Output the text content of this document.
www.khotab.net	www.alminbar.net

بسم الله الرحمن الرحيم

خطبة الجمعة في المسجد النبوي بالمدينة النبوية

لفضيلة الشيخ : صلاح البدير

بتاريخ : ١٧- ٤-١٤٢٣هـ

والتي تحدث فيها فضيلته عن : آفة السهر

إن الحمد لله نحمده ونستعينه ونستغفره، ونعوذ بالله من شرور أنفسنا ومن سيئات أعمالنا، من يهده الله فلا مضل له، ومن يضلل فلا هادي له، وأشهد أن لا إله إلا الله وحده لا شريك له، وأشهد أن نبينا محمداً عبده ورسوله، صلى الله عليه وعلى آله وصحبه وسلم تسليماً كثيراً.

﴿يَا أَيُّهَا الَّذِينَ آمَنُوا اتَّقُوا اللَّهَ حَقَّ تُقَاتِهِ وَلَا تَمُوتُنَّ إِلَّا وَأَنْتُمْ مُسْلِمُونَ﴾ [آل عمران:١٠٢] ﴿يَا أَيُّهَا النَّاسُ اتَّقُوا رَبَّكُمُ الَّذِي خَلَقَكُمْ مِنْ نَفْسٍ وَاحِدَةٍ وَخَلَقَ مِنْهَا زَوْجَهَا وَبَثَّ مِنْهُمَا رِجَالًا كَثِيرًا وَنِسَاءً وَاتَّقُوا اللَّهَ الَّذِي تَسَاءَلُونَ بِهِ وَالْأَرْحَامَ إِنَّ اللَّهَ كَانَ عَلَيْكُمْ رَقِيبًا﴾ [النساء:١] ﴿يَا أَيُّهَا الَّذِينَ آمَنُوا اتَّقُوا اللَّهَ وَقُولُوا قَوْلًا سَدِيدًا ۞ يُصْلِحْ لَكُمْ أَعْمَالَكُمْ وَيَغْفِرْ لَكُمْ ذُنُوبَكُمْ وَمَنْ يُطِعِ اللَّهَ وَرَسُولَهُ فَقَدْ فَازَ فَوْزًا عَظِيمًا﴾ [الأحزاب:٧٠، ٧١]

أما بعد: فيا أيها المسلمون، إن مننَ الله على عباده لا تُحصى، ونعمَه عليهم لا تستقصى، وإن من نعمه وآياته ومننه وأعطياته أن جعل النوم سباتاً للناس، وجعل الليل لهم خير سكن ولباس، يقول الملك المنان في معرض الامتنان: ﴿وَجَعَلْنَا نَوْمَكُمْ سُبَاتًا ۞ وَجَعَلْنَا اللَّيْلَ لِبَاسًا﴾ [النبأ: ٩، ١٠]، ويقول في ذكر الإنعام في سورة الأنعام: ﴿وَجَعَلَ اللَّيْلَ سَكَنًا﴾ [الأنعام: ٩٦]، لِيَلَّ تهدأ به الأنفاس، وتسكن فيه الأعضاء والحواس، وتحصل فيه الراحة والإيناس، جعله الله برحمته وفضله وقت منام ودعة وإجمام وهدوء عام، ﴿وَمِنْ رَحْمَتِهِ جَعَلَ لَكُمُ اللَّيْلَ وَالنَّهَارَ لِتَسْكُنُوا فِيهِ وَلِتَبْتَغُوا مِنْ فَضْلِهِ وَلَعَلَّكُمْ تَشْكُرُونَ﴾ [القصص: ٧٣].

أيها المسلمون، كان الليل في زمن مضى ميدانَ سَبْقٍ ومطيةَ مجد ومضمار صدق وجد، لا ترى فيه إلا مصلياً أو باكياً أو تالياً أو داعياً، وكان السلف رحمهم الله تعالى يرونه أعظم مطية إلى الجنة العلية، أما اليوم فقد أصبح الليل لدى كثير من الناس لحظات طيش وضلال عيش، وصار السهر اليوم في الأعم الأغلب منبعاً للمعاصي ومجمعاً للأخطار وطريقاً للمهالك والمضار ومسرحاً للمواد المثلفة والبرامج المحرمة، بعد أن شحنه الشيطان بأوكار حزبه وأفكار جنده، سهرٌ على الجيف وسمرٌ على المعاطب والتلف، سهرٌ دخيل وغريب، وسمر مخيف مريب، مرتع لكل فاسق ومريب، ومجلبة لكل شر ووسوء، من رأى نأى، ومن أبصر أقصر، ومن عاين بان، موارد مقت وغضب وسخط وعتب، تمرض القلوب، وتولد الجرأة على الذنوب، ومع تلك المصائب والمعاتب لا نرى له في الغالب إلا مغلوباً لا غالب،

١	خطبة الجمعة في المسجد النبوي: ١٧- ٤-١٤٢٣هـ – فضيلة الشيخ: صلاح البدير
_ _ _
What this task involves
Read through the data and copy every line where "البدير" shows up.

Response for this exercise
لفضيلة الشيخ : صلاح البدير
١	خطبة الجمعة في المسجد النبوي: ١٧- ٤-١٤٢٣هـ – فضيلة الشيخ: صلاح البدير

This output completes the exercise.